*SELECTED PASSAGE*:
◇ ◇ ◇ ◇ ◇

USSM Post-Season Feed 06 Details and RSVP
Friday, October 13th, ~6pm-8pm+, Capitol Hill, Seattle. About 50 people total. No announced special guests, just me, Jeff, Dave, you and a good four dozen or so other Mariner fans. We’ll probably do some Q&A, I’ll have some Q&A for everyone… good times. We may podcast any Q&A we do – Jeff’s considering how we’d pull this off.
Some space still available
$22 includes all the pizza you can eat (many varieties, lots of it), salad, soda, and a tip. If you want to order beer, we’ll talk about that at the feed but it’s not included in that $22. The food’s going to be great.
Generally, spots for Feeds go really fast, so I encourage you, if you want to attend, to do so as soon as you can.
To RSVP:
If you have or can use Paypal
1. Email us and say “Put me down for 12 people, please” (your number may vary). If you’re a vegetarian or have other pizza-related requests, let us know so I can get the pizza mix optimal.
2. We say “word” or something similarly awkward.
3. Using the handy information we will send you when you submit your RSVP, use Paypal to send us $22*number of people you’re bringing.

◇ ◇ ◇ ◇ ◇

*DIRECTIONS FOR THIS TASK*: Please continue the post about the USSM post-season feed, picking up after its last sentence.

Data taken from a collection
◇ ◇ ◇ ◇ ◇

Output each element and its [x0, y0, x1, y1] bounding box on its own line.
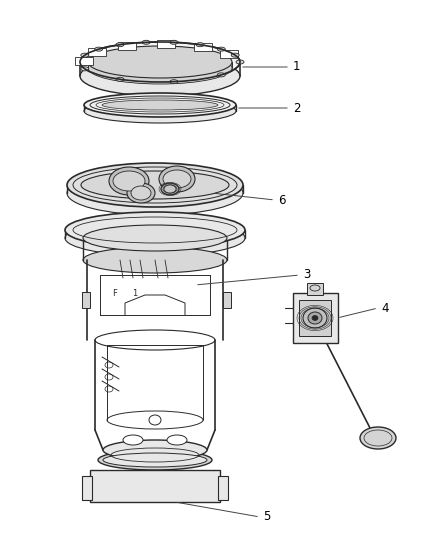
Ellipse shape — [167, 435, 187, 445]
Ellipse shape — [81, 67, 89, 71]
Bar — [307, 283, 323, 295]
Text: F: F — [113, 288, 117, 297]
Ellipse shape — [164, 185, 176, 193]
Text: 4: 4 — [381, 302, 389, 314]
Ellipse shape — [103, 453, 207, 467]
Ellipse shape — [95, 47, 103, 51]
Ellipse shape — [196, 43, 204, 47]
Ellipse shape — [308, 312, 322, 324]
Ellipse shape — [163, 170, 191, 188]
Ellipse shape — [113, 171, 145, 191]
FancyBboxPatch shape — [118, 42, 136, 50]
Ellipse shape — [161, 183, 179, 195]
Text: 1: 1 — [132, 288, 138, 297]
Text: 6: 6 — [278, 193, 286, 206]
Bar — [223, 292, 231, 308]
Ellipse shape — [142, 41, 150, 44]
Ellipse shape — [303, 308, 327, 328]
Ellipse shape — [67, 163, 243, 207]
Ellipse shape — [88, 52, 232, 84]
Ellipse shape — [360, 427, 396, 449]
Bar — [293, 293, 338, 343]
Ellipse shape — [236, 60, 244, 64]
FancyBboxPatch shape — [157, 40, 175, 48]
FancyBboxPatch shape — [88, 48, 106, 56]
Ellipse shape — [88, 46, 232, 78]
Ellipse shape — [103, 440, 207, 460]
Bar — [82, 476, 92, 500]
Ellipse shape — [217, 73, 225, 77]
Ellipse shape — [65, 220, 245, 256]
FancyBboxPatch shape — [75, 56, 93, 64]
Ellipse shape — [116, 43, 124, 47]
Ellipse shape — [231, 53, 239, 57]
Ellipse shape — [84, 99, 236, 123]
Ellipse shape — [80, 42, 240, 82]
Ellipse shape — [98, 450, 212, 470]
Ellipse shape — [123, 435, 143, 445]
Ellipse shape — [84, 93, 236, 117]
Ellipse shape — [170, 41, 178, 44]
Ellipse shape — [81, 53, 89, 57]
Ellipse shape — [109, 167, 149, 195]
Ellipse shape — [67, 171, 243, 215]
Ellipse shape — [170, 80, 178, 84]
Ellipse shape — [217, 47, 225, 51]
Text: 3: 3 — [303, 269, 311, 281]
Bar — [299, 300, 331, 336]
Ellipse shape — [131, 186, 151, 200]
Ellipse shape — [116, 77, 124, 82]
Ellipse shape — [83, 225, 227, 251]
FancyBboxPatch shape — [194, 43, 212, 51]
Bar — [82, 292, 90, 308]
Ellipse shape — [65, 212, 245, 248]
Ellipse shape — [83, 247, 227, 273]
Ellipse shape — [312, 316, 318, 320]
Ellipse shape — [159, 166, 195, 192]
Text: 2: 2 — [293, 101, 300, 115]
Ellipse shape — [81, 171, 229, 199]
Text: 1: 1 — [293, 61, 300, 74]
Bar — [90, 470, 220, 502]
Text: 5: 5 — [263, 511, 270, 523]
Ellipse shape — [80, 56, 240, 96]
Ellipse shape — [127, 183, 155, 203]
Ellipse shape — [102, 100, 218, 110]
Bar — [218, 476, 228, 500]
FancyBboxPatch shape — [219, 50, 237, 58]
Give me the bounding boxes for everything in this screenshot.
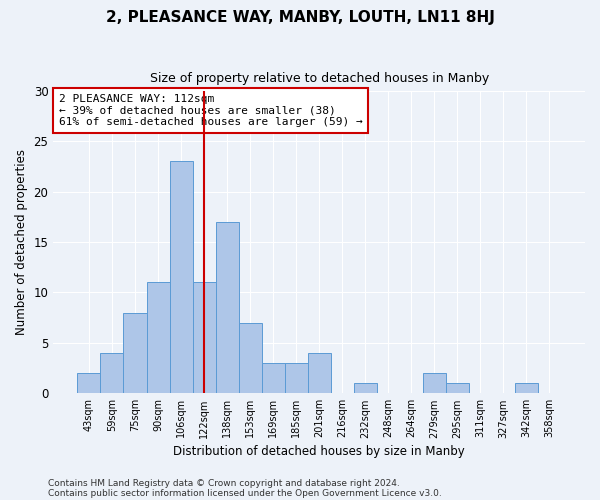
Y-axis label: Number of detached properties: Number of detached properties xyxy=(15,149,28,335)
Bar xyxy=(515,383,538,394)
Title: Size of property relative to detached houses in Manby: Size of property relative to detached ho… xyxy=(149,72,489,86)
Bar xyxy=(146,282,170,394)
Bar xyxy=(308,353,331,394)
Bar xyxy=(284,363,308,394)
Bar xyxy=(262,363,284,394)
Bar xyxy=(423,373,446,394)
Bar xyxy=(193,282,215,394)
X-axis label: Distribution of detached houses by size in Manby: Distribution of detached houses by size … xyxy=(173,444,465,458)
Text: 2, PLEASANCE WAY, MANBY, LOUTH, LN11 8HJ: 2, PLEASANCE WAY, MANBY, LOUTH, LN11 8HJ xyxy=(106,10,494,25)
Bar xyxy=(446,383,469,394)
Bar xyxy=(353,383,377,394)
Text: Contains public sector information licensed under the Open Government Licence v3: Contains public sector information licen… xyxy=(48,488,442,498)
Bar xyxy=(215,222,239,394)
Bar xyxy=(100,353,124,394)
Bar xyxy=(124,312,146,394)
Text: 2 PLEASANCE WAY: 112sqm
← 39% of detached houses are smaller (38)
61% of semi-de: 2 PLEASANCE WAY: 112sqm ← 39% of detache… xyxy=(59,94,362,127)
Text: Contains HM Land Registry data © Crown copyright and database right 2024.: Contains HM Land Registry data © Crown c… xyxy=(48,478,400,488)
Bar xyxy=(170,162,193,394)
Bar xyxy=(239,322,262,394)
Bar xyxy=(77,373,100,394)
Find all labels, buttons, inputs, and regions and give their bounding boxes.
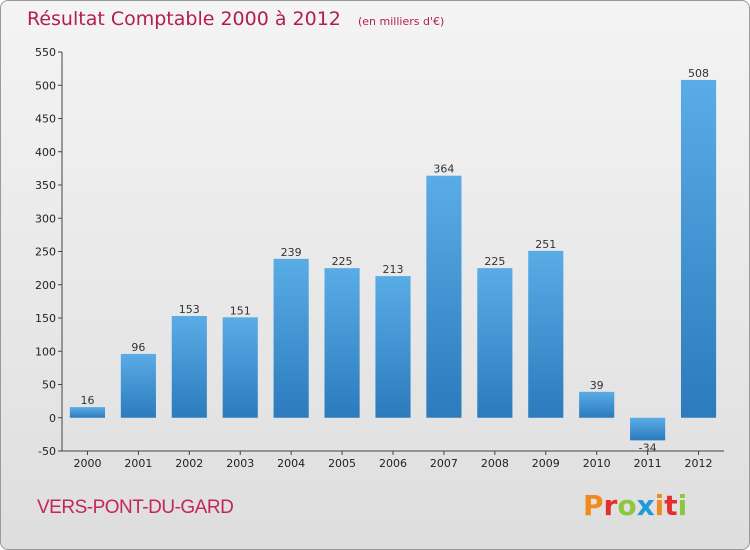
- proxiti-logo[interactable]: Proxiti: [583, 489, 687, 522]
- logo-letter: o: [617, 489, 637, 522]
- logo-letter: x: [636, 489, 655, 522]
- data-label-2005: 225: [332, 255, 353, 268]
- logo-letter: i: [654, 489, 665, 522]
- data-label-2008: 225: [484, 255, 505, 268]
- data-label-2009: 251: [535, 238, 556, 251]
- x-tick-label: 2006: [379, 457, 407, 470]
- x-tick-label: 2003: [226, 457, 254, 470]
- data-label-2010: 39: [590, 379, 604, 392]
- y-tick-label: 150: [35, 312, 56, 325]
- x-tick-label: 2002: [175, 457, 203, 470]
- y-tick-label: 200: [35, 279, 56, 292]
- bar-2005: [324, 268, 360, 418]
- x-tick-label: 2008: [481, 457, 509, 470]
- y-tick-label: 550: [35, 46, 56, 59]
- data-label-2001: 96: [131, 341, 145, 354]
- bar-2010: [579, 391, 615, 418]
- data-label-2003: 151: [230, 304, 251, 317]
- bars: [69, 79, 717, 441]
- x-tick-label: 2004: [277, 457, 305, 470]
- bar-2011: [630, 417, 666, 441]
- bar-2000: [69, 407, 106, 418]
- y-tick-label: 350: [35, 179, 56, 192]
- y-tick-label: 400: [35, 146, 56, 159]
- data-label-2004: 239: [281, 246, 302, 259]
- x-tick-label: 2000: [73, 457, 101, 470]
- bar-2007: [426, 175, 462, 418]
- bar-2001: [120, 353, 156, 418]
- location-name: VERS-PONT-DU-GARD: [37, 497, 234, 518]
- x-tick-label: 2007: [430, 457, 458, 470]
- data-label-2012: 508: [688, 67, 709, 80]
- bar-2008: [477, 268, 513, 418]
- y-tick-label: -50: [38, 445, 56, 458]
- y-tick-label: 450: [35, 113, 56, 126]
- x-tick-label: 2011: [634, 457, 662, 470]
- data-label-2002: 153: [179, 303, 200, 316]
- logo-letter: r: [603, 489, 618, 522]
- x-tick-label: 2010: [583, 457, 611, 470]
- logo-letter: i: [677, 489, 688, 522]
- bar-2006: [375, 276, 411, 418]
- bar-2003: [222, 317, 258, 418]
- y-tick-label: 500: [35, 79, 56, 92]
- data-labels: 16 96 153 151 239 225 213 364 225 251 39 -34 508: [80, 67, 709, 454]
- y-tick-label: 300: [35, 212, 56, 225]
- data-label-2000: 16: [80, 394, 94, 407]
- chart-title: Résultat Comptable 2000 à 2012: [27, 8, 341, 30]
- bar-2012: [680, 79, 717, 418]
- chart-subtitle: (en milliers d'€): [357, 15, 445, 28]
- bar-2004: [273, 258, 309, 418]
- bar-2009: [528, 250, 564, 418]
- data-label-2006: 213: [383, 263, 404, 276]
- y-tick-label: 50: [42, 379, 56, 392]
- bar-2002: [171, 316, 207, 418]
- y-tick-label: 100: [35, 345, 56, 358]
- y-tick-label: 0: [49, 412, 56, 425]
- data-label-2011: -34: [639, 441, 657, 454]
- x-tick-label: 2009: [532, 457, 560, 470]
- x-tick-label: 2001: [124, 457, 152, 470]
- y-tick-label: 250: [35, 246, 56, 259]
- x-tick-label: 2012: [685, 457, 713, 470]
- x-tick-label: 2005: [328, 457, 356, 470]
- logo-letter: t: [664, 489, 678, 522]
- axes: -50 0 50 100 150 200 250 300 350 400 450 500 550 2000…: [35, 46, 724, 470]
- data-label-2007: 364: [433, 163, 454, 176]
- logo-letter: P: [583, 489, 604, 522]
- chart-title-block: Résultat Comptable 2000 à 2012 (en milli…: [27, 8, 444, 30]
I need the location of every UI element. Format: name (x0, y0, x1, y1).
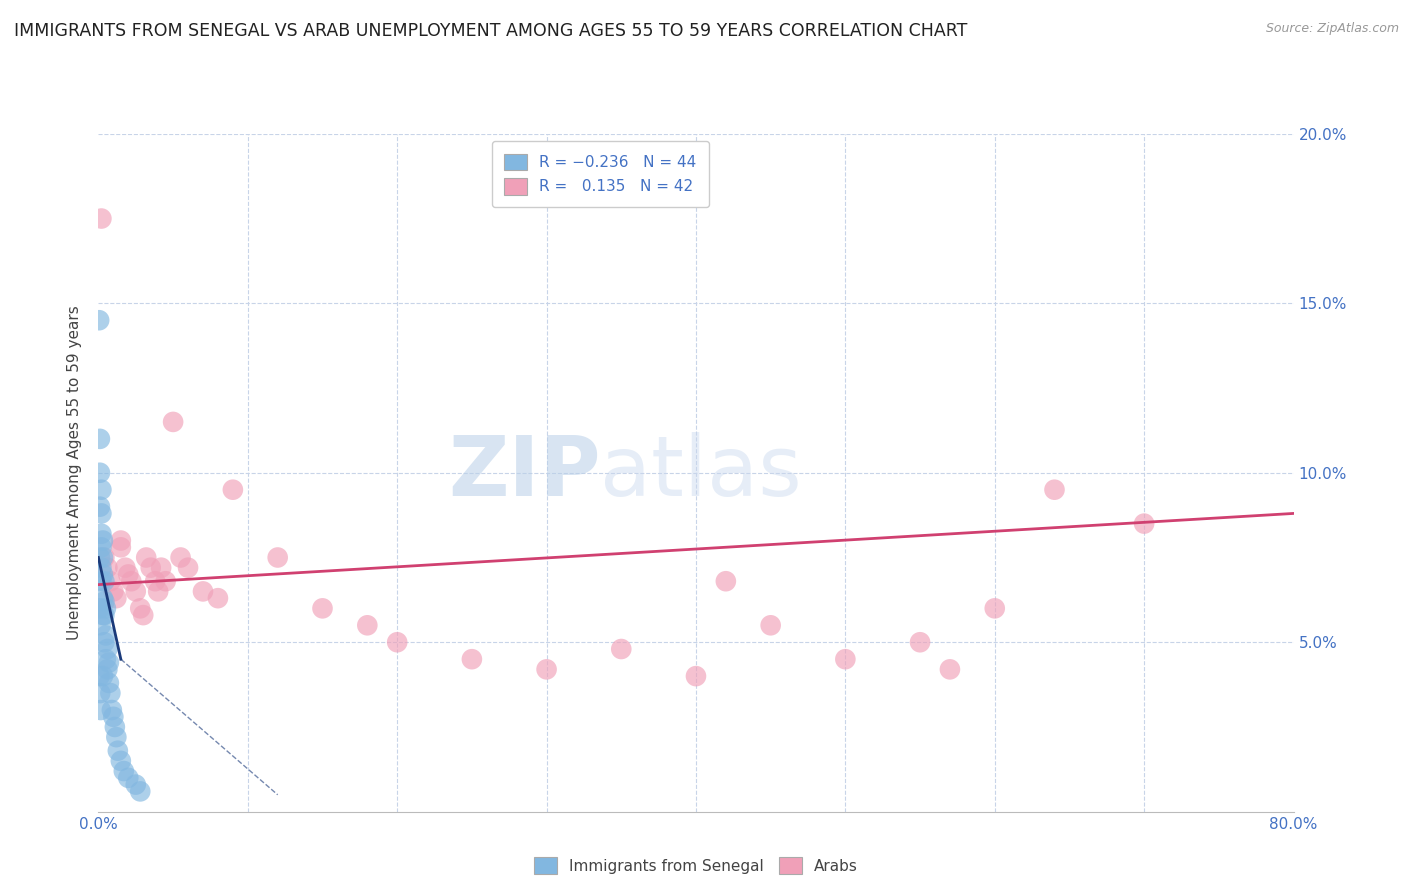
Point (939, 662, 962, 676)
Point (714, 574, 737, 589)
Point (129, 784, 152, 798)
Point (90, 574, 112, 589)
Point (93, 594, 115, 608)
Point (356, 618, 378, 632)
Point (90, 483, 112, 497)
Point (834, 652, 856, 666)
Point (162, 415, 184, 429)
Point (117, 567, 139, 582)
Point (207, 591, 229, 606)
Point (89, 313, 111, 327)
Point (117, 771, 139, 785)
Text: ZIP: ZIP (449, 433, 600, 513)
Point (96, 642, 118, 657)
Text: Source: ZipAtlas.com: Source: ZipAtlas.com (1265, 22, 1399, 36)
Point (385, 635, 409, 649)
Legend: R = −0.236   N = 44, R =   0.135   N = 42: R = −0.236 N = 44, R = 0.135 N = 42 (492, 142, 709, 207)
Point (94, 601, 117, 615)
Point (100, 686, 122, 700)
Point (93, 574, 115, 589)
Point (222, 483, 245, 497)
Point (91, 608, 114, 623)
Point (91, 567, 114, 582)
Point (97, 676, 120, 690)
Point (191, 584, 214, 599)
Point (97, 656, 120, 670)
Point (93, 608, 115, 623)
Point (536, 662, 558, 676)
Point (135, 550, 157, 565)
Point (169, 550, 191, 565)
Point (100, 574, 122, 589)
Point (94, 652, 117, 666)
Point (90, 211, 112, 226)
Point (267, 550, 290, 565)
Point (150, 560, 173, 574)
Point (89, 432, 111, 446)
Point (91, 591, 114, 606)
Point (89, 500, 111, 514)
Point (114, 560, 136, 574)
Text: IMMIGRANTS FROM SENEGAL VS ARAB UNEMPLOYMENT AMONG AGES 55 TO 59 YEARS CORRELATI: IMMIGRANTS FROM SENEGAL VS ARAB UNEMPLOY… (14, 22, 967, 40)
Point (759, 618, 782, 632)
Y-axis label: Unemployment Among Ages 55 to 59 years: Unemployment Among Ages 55 to 59 years (66, 305, 82, 640)
Point (105, 591, 128, 606)
Point (104, 720, 127, 734)
Point (90, 526, 112, 541)
Point (90, 507, 112, 521)
Point (91, 550, 114, 565)
Legend: Immigrants from Senegal, Arabs: Immigrants from Senegal, Arabs (527, 851, 865, 880)
Point (125, 778, 148, 792)
Point (908, 635, 931, 649)
Point (125, 584, 148, 599)
Point (148, 584, 170, 599)
Point (103, 710, 125, 724)
Point (89, 686, 111, 700)
Text: atlas: atlas (600, 433, 801, 513)
Point (103, 584, 125, 599)
Point (1043, 483, 1066, 497)
Point (110, 754, 132, 768)
Point (107, 744, 129, 758)
Point (89, 669, 111, 683)
Point (101, 703, 124, 717)
Point (89, 466, 111, 480)
Point (112, 764, 135, 778)
Point (610, 642, 633, 657)
Point (96, 662, 118, 676)
Point (120, 574, 142, 589)
Point (685, 669, 707, 683)
Point (143, 574, 166, 589)
Point (461, 652, 484, 666)
Point (139, 560, 162, 574)
Point (311, 601, 333, 615)
Point (110, 541, 132, 555)
Point (129, 601, 152, 615)
Point (132, 608, 155, 623)
Point (93, 550, 115, 565)
Point (155, 574, 177, 589)
Point (94, 628, 117, 642)
Point (90, 703, 112, 717)
Point (177, 560, 200, 574)
Point (89, 550, 111, 565)
Point (110, 533, 132, 548)
Point (984, 601, 1007, 615)
Point (90, 541, 112, 555)
Point (96, 560, 118, 574)
Point (1133, 516, 1156, 531)
Point (105, 730, 128, 744)
Point (90, 560, 112, 574)
Point (91, 533, 114, 548)
Point (89, 601, 111, 615)
Point (91, 669, 114, 683)
Point (93, 635, 115, 649)
Point (90, 618, 112, 632)
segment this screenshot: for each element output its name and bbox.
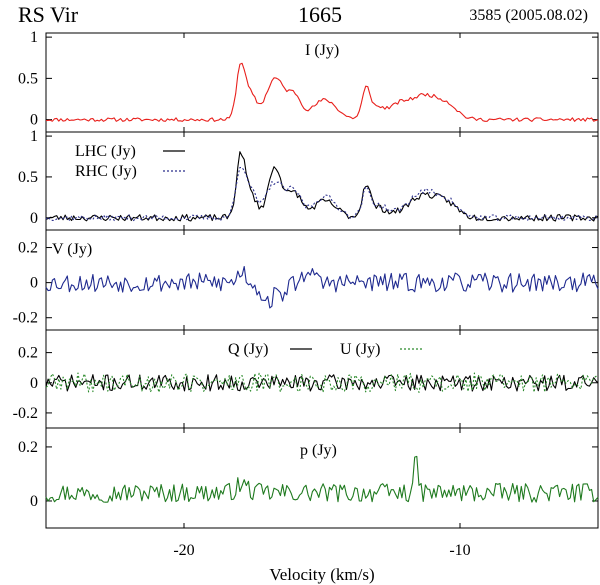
y-tick-label: 0.5 — [18, 70, 38, 87]
y-tick-label: 1 — [30, 29, 38, 46]
legend-label-U: U (Jy) — [340, 341, 380, 358]
panel-frame-p — [45, 427, 599, 529]
x-tick-label: -20 — [173, 542, 194, 559]
y-tick-label: 0.2 — [18, 439, 38, 456]
legend-label-p: p (Jy) — [300, 442, 337, 459]
series-line-p — [45, 455, 599, 503]
legend-label-LHC: LHC (Jy) — [75, 143, 136, 160]
legend-label-I: I (Jy) — [305, 42, 339, 59]
series-line-RHC — [45, 166, 599, 222]
star-name: RS Vir — [18, 2, 79, 27]
y-tick-label: 0 — [30, 375, 38, 392]
y-tick-label: 0 — [30, 275, 38, 292]
y-tick-label: -0.2 — [13, 310, 38, 327]
x-axis-label: Velocity (km/s) — [269, 565, 374, 584]
y-tick-label: 0.2 — [18, 345, 38, 362]
y-tick-label: 0 — [30, 112, 38, 129]
series-line-U — [45, 372, 599, 393]
y-tick-label: 0.2 — [18, 240, 38, 257]
frequency-label: 1665 — [298, 2, 342, 27]
legend-label-V: V (Jy) — [52, 241, 92, 258]
y-tick-label: 0 — [30, 493, 38, 510]
epoch-label: 3585 (2005.08.02) — [469, 7, 588, 24]
y-tick-label: 0 — [30, 210, 38, 227]
x-axis: -20 -10 Velocity (km/s) — [173, 542, 470, 584]
y-tick-label: 1 — [30, 128, 38, 145]
series-line-V — [45, 265, 599, 309]
x-tick-label: -10 — [449, 542, 470, 559]
legend-label-Q: Q (Jy) — [228, 341, 268, 358]
series-line-LHC — [45, 151, 599, 222]
y-tick-label: 0.5 — [18, 169, 38, 186]
y-tick-label: -0.2 — [13, 405, 38, 422]
series-line-I — [45, 62, 599, 122]
legend-label-RHC: RHC (Jy) — [75, 163, 137, 180]
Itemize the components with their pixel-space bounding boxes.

◇ ◇ ◇ ◇ ◇

*EXPECTED OUTPUT*:
4. I mark you down as having paid on my sheet, and we’re good.
Unless you skip #3, and then I give your spot to someone else.
If you can’t use Paypal for technical, moral, or other reasons, but still feel you’re a valued member of the USSM community like, say, super-reader Paul Covert, who we wish would come by and comment sometime
Drop us a line and we’ll see what we can do.
USSM Post-Season Feed
Friday, October 13th, 6-8+, Capitol Hill, Seattle, ~50 or so spots open. We have a location secured and mucho food and beverages will be available.
No announced special guests, just the USSM crew and you and yours. We’ll probably do some Q&A, I’ll have some Q&A for everyone… good times.
RSVP instructions, cost, etc all to be announced shortly.
Please, if you can’t go, don’t leave a comment that says “I’d love to go, but” — we’d love to have you, but I need to keep this thread clean that’s annoying.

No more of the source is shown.